/---
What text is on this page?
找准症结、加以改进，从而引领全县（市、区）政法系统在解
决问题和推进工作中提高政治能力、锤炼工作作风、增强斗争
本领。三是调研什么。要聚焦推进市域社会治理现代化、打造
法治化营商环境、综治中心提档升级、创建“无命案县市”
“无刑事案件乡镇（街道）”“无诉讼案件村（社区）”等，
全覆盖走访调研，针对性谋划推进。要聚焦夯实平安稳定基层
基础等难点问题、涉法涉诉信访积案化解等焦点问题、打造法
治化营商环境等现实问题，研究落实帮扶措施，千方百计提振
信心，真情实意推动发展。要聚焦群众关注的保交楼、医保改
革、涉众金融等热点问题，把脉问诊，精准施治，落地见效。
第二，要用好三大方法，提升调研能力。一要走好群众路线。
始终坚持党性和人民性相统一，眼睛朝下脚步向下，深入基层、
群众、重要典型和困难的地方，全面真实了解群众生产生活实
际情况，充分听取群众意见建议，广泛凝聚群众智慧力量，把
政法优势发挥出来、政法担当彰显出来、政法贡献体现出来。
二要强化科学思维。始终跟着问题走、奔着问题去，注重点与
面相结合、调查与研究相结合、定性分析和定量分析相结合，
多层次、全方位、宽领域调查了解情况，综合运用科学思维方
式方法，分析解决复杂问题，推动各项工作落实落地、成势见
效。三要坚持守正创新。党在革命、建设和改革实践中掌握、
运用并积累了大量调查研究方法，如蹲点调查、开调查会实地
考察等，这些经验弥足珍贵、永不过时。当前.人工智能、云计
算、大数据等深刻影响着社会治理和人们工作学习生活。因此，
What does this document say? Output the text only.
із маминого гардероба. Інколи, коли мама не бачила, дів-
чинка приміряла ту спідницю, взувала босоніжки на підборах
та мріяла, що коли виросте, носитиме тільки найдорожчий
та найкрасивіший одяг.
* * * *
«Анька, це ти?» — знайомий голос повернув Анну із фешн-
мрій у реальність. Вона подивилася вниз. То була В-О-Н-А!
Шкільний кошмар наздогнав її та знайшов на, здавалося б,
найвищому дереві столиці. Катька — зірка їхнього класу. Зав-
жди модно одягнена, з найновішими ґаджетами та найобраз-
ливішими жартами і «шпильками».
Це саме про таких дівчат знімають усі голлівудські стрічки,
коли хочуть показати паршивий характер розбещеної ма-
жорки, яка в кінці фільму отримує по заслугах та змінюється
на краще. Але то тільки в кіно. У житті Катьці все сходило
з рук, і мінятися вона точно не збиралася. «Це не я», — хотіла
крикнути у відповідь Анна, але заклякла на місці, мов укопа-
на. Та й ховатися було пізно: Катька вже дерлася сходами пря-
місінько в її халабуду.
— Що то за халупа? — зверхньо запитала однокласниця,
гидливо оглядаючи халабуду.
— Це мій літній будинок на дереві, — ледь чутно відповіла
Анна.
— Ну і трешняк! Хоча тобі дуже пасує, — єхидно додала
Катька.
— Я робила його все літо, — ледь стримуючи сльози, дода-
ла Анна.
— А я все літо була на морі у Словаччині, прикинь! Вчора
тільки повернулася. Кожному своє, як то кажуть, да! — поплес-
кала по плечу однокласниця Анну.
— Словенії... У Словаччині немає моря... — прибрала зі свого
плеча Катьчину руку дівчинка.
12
\---
> _Written exercise_
Reproduce only the lines running from the one with "What does this" through the final line of the listing above, both ends included.

> _Correct answer_
What does this document say? Output the text only.
із маминого гардероба. Інколи, коли мама не бачила, дів-
чинка приміряла ту спідницю, взувала босоніжки на підборах
та мріяла, що коли виросте, носитиме тільки найдорожчий
та найкрасивіший одяг.
* * * *
«Анька, це ти?» — знайомий голос повернув Анну із фешн-
мрій у реальність. Вона подивилася вниз. То була В-О-Н-А!
Шкільний кошмар наздогнав її та знайшов на, здавалося б,
найвищому дереві столиці. Катька — зірка їхнього класу. Зав-
жди модно одягнена, з найновішими ґаджетами та найобраз-
ливішими жартами і «шпильками».
Це саме про таких дівчат знімають усі голлівудські стрічки,
коли хочуть показати паршивий характер розбещеної ма-
жорки, яка в кінці фільму отримує по заслугах та змінюється
на краще. Але то тільки в кіно. У житті Катьці все сходило
з рук, і мінятися вона точно не збиралася. «Це не я», — хотіла
крикнути у відповідь Анна, але заклякла на місці, мов укопа-
на. Та й ховатися було пізно: Катька вже дерлася сходами пря-
місінько в її халабуду.
— Що то за халупа? — зверхньо запитала однокласниця,
гидливо оглядаючи халабуду.
— Це мій літній будинок на дереві, — ледь чутно відповіла
Анна.
— Ну і трешняк! Хоча тобі дуже пасує, — єхидно додала
Катька.
— Я робила його все літо, — ледь стримуючи сльози, дода-
ла Анна.
— А я все літо була на морі у Словаччині, прикинь! Вчора
тільки повернулася. Кожному своє, як то кажуть, да! — поплес-
кала по плечу однокласниця Анну.
— Словенії... У Словаччині немає моря... — прибрала зі свого
плеча Катьчину руку дівчинка.
12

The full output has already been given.